Data records: Begin

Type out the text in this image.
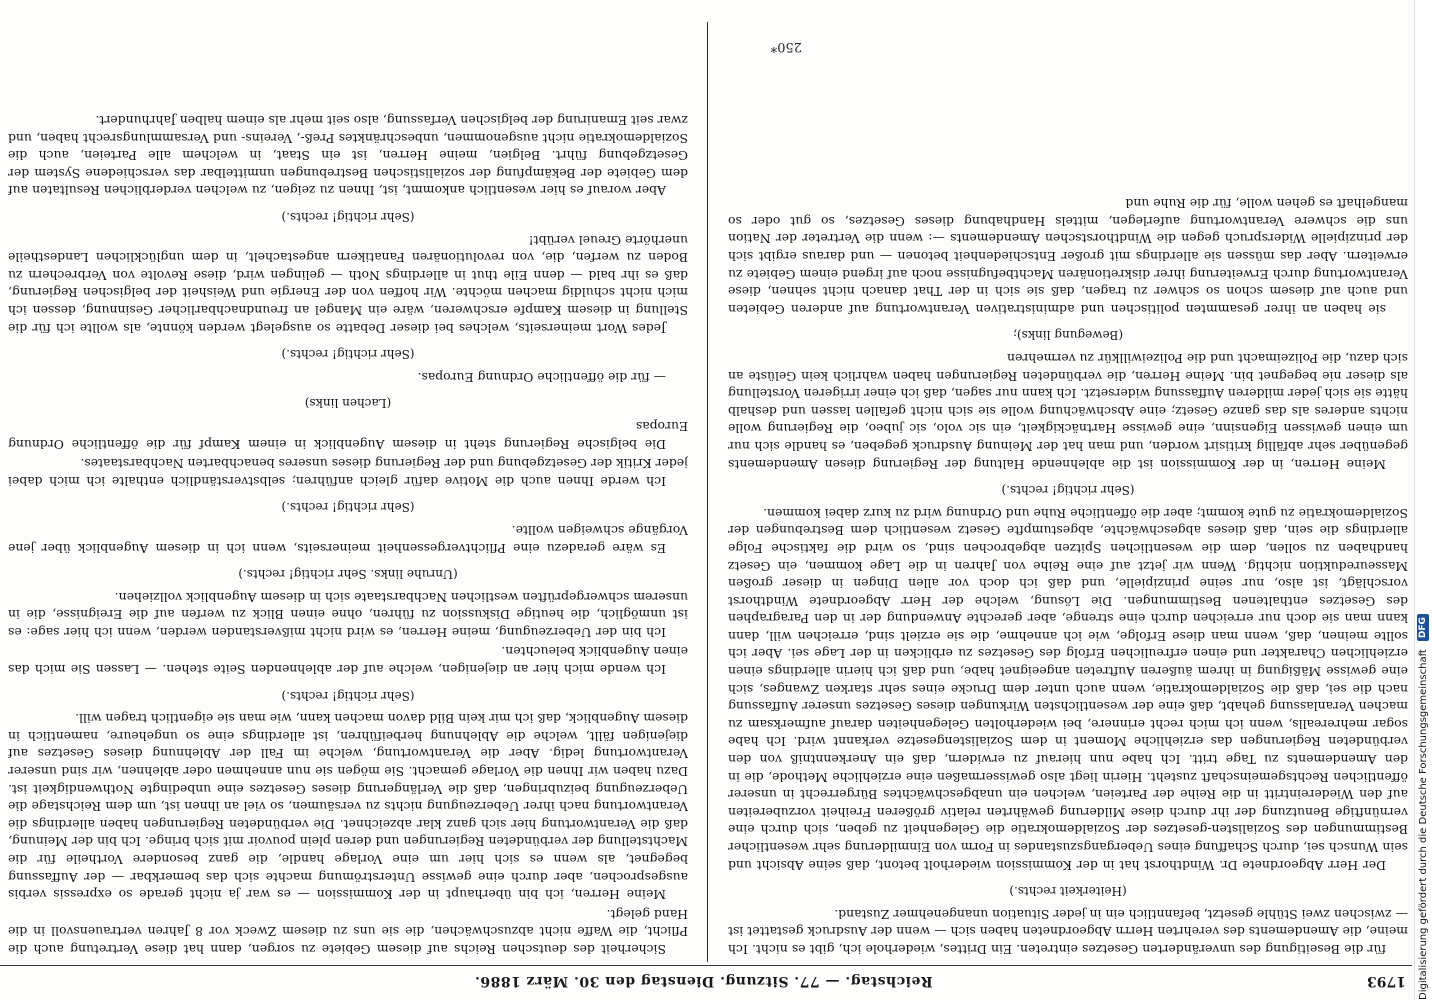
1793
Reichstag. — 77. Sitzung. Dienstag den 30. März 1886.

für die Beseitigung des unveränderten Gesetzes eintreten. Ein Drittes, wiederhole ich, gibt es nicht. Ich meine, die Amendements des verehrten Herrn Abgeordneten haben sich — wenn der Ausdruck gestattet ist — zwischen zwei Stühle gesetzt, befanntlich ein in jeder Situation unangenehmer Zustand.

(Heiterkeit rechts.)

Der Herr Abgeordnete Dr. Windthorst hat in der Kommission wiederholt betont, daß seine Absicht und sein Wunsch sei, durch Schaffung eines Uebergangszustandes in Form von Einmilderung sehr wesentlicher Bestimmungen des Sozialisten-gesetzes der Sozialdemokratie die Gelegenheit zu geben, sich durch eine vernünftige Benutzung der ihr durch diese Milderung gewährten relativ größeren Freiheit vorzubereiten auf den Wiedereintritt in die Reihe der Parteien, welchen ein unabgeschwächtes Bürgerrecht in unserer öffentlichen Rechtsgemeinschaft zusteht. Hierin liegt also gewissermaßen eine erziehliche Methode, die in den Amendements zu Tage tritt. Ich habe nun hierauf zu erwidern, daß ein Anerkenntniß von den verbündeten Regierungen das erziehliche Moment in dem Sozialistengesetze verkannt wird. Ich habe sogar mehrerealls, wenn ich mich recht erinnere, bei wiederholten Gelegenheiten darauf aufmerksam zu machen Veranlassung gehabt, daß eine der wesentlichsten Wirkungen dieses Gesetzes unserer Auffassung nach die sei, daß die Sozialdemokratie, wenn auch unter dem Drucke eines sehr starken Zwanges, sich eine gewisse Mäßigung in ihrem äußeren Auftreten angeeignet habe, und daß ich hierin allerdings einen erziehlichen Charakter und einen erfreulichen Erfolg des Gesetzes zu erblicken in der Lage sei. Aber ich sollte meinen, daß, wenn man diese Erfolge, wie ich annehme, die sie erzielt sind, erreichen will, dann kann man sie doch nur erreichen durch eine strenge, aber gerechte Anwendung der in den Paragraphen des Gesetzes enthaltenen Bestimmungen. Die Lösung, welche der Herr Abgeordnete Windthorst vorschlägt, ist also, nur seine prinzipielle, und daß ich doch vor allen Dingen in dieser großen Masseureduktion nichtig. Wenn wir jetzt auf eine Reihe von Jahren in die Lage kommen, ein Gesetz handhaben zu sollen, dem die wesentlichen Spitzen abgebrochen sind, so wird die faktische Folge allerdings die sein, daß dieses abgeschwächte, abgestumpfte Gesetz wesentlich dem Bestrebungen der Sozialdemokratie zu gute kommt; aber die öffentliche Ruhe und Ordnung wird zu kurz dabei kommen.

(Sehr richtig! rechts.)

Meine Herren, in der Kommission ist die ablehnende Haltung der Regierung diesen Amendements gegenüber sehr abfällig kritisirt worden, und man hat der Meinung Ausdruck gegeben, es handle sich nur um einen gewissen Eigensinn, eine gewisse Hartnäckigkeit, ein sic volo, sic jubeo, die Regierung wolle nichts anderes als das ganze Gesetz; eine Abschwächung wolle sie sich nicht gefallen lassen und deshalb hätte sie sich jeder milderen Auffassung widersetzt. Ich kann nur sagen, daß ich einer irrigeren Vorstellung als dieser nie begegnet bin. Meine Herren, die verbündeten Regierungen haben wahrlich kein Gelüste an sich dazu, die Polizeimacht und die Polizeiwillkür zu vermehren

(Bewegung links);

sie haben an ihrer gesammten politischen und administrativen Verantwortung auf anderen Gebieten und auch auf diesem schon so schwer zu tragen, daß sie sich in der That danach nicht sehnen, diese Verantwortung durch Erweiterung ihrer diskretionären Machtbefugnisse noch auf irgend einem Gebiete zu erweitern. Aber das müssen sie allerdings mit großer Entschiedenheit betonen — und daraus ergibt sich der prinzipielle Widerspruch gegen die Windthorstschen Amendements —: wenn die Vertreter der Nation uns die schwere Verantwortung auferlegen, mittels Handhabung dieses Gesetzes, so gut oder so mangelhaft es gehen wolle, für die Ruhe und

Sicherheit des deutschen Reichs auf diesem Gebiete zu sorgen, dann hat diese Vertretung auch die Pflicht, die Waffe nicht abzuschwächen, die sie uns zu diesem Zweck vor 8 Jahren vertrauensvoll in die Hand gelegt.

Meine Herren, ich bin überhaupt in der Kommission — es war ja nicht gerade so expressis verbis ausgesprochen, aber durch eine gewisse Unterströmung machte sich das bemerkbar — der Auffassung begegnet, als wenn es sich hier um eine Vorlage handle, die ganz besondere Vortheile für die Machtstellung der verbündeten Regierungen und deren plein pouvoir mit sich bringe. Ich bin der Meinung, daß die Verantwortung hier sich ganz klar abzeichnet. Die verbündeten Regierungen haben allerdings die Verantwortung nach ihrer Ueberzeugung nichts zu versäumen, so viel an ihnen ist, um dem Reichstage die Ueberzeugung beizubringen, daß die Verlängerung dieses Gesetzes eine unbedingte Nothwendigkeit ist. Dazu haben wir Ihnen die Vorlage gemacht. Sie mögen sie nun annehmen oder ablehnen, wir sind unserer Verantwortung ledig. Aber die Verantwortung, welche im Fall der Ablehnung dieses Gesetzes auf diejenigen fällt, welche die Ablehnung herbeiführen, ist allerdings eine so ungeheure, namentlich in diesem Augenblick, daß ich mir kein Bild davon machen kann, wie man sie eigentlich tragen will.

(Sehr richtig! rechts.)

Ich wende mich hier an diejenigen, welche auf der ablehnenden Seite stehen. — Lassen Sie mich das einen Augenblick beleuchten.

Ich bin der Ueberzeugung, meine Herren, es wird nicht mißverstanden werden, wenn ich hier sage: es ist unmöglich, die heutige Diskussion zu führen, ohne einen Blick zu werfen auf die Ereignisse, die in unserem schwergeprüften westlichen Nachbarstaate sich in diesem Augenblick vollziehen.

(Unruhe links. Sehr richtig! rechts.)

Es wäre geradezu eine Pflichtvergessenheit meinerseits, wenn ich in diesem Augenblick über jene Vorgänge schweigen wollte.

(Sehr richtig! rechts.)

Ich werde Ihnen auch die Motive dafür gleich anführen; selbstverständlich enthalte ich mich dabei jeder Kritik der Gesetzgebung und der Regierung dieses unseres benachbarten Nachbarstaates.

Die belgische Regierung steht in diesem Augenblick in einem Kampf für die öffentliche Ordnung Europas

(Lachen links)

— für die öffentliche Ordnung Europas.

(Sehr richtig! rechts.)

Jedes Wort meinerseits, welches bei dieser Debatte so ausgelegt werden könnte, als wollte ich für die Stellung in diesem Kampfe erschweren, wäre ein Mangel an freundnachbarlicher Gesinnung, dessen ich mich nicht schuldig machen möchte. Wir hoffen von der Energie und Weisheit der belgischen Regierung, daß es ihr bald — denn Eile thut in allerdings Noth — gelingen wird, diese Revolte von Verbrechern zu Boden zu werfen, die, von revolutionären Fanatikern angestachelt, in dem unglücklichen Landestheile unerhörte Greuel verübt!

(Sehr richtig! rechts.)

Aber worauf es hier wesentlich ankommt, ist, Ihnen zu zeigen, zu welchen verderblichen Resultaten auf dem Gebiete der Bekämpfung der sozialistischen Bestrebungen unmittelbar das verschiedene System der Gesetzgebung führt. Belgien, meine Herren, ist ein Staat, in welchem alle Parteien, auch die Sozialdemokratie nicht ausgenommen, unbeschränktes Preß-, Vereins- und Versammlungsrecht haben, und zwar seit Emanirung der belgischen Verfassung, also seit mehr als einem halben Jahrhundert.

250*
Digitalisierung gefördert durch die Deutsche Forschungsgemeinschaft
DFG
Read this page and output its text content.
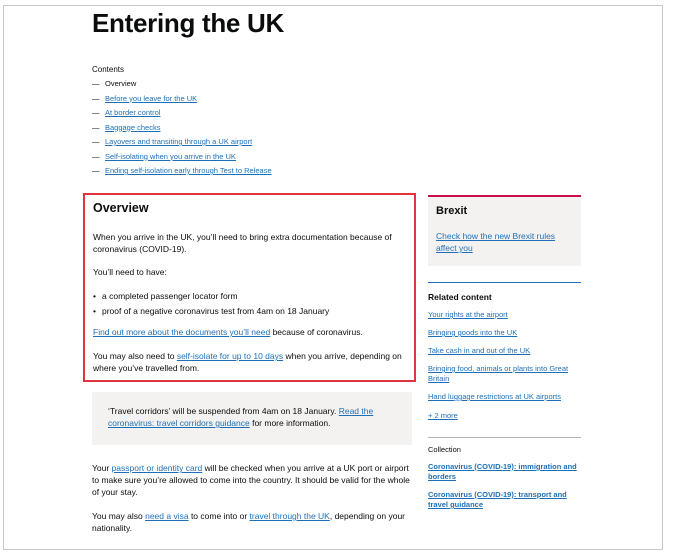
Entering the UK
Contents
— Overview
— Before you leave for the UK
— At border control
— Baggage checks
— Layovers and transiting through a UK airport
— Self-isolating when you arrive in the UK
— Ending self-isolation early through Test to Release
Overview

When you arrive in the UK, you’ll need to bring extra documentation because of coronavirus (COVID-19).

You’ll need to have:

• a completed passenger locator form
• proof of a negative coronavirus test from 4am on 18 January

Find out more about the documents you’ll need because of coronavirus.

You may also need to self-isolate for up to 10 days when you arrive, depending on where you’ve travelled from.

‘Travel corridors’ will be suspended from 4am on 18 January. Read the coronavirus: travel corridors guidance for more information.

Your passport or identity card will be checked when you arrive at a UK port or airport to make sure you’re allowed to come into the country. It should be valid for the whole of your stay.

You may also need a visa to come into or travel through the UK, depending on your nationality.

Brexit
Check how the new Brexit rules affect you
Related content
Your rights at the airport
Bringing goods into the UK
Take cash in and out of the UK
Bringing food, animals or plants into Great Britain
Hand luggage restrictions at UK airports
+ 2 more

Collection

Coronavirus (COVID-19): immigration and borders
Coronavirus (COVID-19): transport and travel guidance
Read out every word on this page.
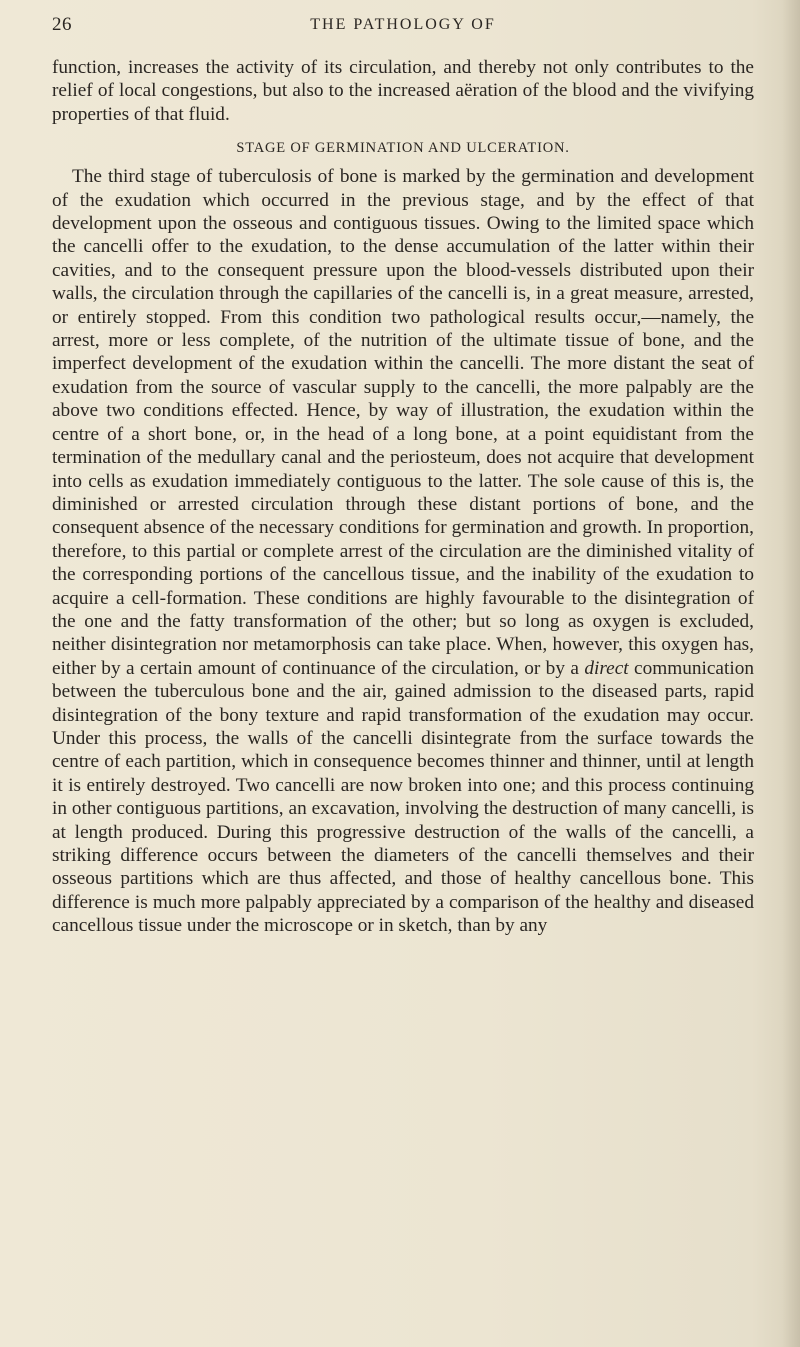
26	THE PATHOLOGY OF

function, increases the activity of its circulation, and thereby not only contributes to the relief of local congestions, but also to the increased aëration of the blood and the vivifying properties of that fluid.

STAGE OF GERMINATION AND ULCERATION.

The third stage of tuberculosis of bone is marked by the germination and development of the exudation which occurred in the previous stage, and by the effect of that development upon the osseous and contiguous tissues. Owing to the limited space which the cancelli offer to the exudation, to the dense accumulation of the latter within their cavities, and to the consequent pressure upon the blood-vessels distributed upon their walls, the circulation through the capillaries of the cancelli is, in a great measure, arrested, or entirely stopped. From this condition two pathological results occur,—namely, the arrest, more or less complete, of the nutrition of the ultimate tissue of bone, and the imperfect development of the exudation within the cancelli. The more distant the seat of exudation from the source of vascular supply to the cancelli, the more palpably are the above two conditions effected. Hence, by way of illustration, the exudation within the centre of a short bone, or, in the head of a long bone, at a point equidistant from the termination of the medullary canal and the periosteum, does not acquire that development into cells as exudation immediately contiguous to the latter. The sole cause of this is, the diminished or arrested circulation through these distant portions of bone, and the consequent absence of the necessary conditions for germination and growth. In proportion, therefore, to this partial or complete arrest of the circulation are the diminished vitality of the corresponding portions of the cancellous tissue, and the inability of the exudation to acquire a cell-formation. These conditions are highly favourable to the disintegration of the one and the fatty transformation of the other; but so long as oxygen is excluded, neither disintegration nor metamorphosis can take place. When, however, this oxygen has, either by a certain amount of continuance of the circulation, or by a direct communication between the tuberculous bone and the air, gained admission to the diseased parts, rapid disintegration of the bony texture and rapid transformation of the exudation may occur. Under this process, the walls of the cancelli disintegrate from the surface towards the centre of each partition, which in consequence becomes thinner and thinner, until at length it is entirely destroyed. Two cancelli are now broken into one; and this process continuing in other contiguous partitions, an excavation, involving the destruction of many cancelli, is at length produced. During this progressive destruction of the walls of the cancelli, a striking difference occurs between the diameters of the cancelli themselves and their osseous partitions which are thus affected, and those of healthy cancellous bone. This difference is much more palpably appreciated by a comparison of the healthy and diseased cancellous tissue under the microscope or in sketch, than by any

Data records: End

» Directions
Check every line of the entries above, and copy those that carry the string "links".

» Expected output
(Bewegung links);
(Unruhe links. Sehr richtig! rechts.)
(Lachen links)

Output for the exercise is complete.